Determine how many lines include the string "lower". Output that number only.

## Entries shown
::::

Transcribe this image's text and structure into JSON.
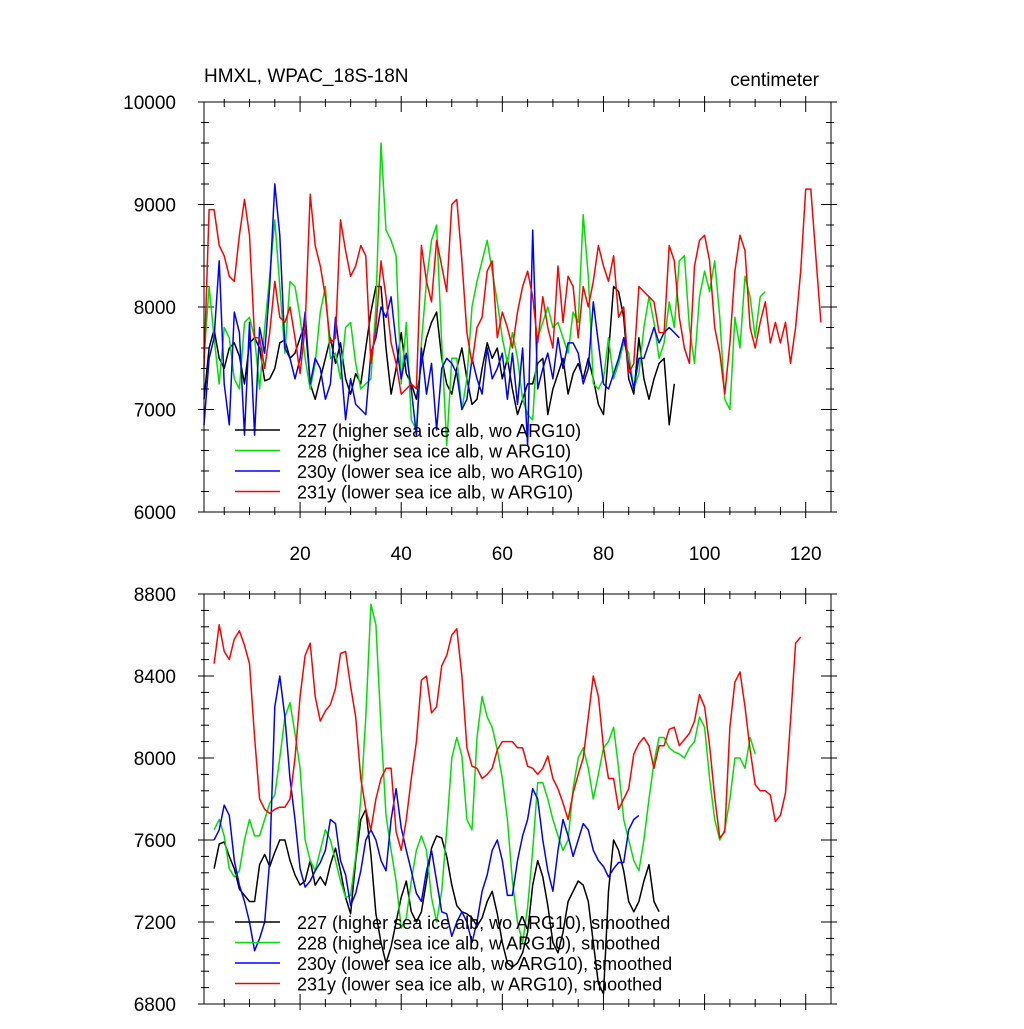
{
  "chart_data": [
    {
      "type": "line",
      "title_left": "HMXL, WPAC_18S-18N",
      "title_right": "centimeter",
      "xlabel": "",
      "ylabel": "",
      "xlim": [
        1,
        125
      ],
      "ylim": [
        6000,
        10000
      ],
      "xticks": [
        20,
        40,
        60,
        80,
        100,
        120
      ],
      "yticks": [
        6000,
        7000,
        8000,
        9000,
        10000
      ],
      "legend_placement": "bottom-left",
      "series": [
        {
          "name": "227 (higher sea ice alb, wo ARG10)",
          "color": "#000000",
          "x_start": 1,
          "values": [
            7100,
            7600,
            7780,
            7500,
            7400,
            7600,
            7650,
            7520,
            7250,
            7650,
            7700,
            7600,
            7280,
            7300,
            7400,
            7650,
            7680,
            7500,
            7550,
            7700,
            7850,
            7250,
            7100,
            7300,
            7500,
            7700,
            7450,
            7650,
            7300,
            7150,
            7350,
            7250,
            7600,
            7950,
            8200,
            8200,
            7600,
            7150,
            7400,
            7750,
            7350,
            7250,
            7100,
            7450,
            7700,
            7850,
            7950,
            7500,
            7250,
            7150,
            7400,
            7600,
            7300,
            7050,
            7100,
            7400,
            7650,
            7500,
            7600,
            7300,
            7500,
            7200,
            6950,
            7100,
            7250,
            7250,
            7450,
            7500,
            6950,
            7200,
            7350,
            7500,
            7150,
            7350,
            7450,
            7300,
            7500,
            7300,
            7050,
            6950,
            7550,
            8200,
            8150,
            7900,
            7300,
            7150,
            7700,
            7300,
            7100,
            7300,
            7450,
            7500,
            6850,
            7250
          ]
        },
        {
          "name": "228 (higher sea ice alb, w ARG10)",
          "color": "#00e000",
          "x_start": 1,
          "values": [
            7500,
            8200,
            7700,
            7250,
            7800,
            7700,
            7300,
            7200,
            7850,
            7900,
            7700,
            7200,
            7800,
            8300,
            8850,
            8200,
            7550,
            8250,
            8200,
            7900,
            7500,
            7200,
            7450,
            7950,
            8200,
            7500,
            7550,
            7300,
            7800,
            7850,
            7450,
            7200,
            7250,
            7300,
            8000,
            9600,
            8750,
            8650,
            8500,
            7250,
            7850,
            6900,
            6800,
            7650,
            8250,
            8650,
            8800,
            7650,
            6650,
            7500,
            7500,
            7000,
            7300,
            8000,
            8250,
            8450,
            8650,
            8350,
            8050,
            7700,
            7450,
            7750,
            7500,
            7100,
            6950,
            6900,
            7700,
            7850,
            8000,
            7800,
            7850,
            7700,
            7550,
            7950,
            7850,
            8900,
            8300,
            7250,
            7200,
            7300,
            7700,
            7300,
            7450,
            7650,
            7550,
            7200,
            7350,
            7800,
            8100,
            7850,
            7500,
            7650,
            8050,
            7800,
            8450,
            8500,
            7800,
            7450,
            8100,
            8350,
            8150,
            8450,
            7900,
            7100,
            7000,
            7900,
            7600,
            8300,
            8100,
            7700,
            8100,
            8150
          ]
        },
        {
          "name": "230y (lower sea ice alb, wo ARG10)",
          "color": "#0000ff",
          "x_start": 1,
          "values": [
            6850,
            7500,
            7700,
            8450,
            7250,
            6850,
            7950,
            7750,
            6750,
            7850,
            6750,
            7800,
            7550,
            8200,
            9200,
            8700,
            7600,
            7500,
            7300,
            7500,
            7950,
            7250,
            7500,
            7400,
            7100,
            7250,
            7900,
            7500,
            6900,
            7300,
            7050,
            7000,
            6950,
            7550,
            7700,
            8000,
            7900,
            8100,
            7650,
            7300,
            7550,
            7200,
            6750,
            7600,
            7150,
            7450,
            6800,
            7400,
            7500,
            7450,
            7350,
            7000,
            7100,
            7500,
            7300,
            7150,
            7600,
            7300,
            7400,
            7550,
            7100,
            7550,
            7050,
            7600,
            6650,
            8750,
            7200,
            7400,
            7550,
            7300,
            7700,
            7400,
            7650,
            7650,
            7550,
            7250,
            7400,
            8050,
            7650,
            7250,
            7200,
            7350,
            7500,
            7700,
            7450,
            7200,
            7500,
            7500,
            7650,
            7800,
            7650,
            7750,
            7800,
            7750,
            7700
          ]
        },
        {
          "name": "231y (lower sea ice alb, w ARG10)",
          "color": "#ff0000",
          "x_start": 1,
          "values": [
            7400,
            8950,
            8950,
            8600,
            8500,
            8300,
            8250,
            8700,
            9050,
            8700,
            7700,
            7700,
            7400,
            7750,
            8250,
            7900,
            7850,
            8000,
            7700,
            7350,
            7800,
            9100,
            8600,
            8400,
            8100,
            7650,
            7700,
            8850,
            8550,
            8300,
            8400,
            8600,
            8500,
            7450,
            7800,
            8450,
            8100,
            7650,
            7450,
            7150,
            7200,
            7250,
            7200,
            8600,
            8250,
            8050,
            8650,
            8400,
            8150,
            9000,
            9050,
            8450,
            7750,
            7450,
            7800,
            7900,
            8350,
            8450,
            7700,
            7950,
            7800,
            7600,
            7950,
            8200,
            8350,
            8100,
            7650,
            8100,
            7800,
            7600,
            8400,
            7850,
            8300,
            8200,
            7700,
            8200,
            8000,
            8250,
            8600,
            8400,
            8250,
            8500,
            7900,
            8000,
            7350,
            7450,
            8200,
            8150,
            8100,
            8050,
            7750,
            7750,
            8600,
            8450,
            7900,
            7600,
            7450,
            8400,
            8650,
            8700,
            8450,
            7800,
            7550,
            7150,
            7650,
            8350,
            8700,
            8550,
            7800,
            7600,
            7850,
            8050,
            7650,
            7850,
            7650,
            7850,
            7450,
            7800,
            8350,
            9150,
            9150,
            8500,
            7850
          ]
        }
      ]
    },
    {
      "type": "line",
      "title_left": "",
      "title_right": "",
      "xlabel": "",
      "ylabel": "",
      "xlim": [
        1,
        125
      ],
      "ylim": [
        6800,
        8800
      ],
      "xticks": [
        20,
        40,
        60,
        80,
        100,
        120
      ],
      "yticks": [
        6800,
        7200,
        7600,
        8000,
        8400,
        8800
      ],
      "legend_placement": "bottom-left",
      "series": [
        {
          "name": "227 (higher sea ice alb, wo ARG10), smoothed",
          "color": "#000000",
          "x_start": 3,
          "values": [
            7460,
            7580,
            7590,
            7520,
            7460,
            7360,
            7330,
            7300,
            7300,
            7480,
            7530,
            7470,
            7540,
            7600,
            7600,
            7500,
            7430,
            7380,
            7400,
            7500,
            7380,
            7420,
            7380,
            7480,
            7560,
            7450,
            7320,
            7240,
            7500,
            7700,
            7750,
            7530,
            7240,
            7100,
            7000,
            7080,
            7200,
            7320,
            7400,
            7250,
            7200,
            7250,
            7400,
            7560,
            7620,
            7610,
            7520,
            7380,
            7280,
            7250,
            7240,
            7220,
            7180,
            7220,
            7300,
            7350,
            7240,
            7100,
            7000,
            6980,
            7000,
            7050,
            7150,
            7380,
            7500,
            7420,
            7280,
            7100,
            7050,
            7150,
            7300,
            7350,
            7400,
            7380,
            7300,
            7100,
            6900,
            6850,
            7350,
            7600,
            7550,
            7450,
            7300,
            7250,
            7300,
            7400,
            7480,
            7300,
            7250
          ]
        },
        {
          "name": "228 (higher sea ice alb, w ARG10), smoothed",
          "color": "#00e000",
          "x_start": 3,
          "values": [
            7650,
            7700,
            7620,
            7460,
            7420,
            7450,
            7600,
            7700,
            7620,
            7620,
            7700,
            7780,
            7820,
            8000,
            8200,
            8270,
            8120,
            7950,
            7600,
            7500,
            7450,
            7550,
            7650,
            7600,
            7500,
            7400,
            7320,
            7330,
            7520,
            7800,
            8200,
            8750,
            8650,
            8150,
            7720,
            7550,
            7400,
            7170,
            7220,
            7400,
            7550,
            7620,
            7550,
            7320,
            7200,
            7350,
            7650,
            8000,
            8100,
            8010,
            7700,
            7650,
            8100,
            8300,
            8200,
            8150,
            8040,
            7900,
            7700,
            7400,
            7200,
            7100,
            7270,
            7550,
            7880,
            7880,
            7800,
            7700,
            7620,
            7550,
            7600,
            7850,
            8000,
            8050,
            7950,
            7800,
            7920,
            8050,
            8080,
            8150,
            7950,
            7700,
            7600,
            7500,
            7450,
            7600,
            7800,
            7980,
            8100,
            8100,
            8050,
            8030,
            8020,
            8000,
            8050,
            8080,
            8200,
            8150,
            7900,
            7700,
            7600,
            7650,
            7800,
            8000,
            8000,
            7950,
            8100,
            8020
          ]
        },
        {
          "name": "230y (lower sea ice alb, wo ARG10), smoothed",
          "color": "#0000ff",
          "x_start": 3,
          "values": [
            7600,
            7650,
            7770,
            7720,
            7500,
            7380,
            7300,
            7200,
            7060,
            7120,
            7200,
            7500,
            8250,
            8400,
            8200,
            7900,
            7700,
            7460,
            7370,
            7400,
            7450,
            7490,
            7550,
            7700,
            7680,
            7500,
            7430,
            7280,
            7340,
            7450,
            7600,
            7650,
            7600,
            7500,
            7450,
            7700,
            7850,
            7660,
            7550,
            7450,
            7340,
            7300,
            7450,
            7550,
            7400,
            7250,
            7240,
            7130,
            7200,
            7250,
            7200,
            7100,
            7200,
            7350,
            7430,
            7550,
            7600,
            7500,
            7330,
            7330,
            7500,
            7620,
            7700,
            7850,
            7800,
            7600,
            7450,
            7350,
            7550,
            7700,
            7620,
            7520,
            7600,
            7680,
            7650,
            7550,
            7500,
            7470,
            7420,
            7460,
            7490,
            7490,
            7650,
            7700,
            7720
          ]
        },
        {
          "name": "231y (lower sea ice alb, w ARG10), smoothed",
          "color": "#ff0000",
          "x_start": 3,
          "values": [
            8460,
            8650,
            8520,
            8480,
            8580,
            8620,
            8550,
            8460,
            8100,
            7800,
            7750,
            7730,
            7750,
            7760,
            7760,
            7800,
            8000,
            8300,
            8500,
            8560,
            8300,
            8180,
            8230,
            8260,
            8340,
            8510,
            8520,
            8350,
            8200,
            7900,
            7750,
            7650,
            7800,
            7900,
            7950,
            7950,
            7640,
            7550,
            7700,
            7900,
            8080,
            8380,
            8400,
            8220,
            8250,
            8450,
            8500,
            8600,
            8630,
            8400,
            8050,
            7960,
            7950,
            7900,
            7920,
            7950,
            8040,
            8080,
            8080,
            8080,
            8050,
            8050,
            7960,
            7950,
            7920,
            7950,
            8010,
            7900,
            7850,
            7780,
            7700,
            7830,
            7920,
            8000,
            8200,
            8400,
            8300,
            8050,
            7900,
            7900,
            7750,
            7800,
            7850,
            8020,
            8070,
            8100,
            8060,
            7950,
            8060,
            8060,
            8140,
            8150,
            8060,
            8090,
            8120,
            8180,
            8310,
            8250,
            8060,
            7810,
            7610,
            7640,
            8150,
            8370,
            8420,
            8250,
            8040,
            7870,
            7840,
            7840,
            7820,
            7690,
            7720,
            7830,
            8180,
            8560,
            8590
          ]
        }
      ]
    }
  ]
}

::::

## Exercise output
4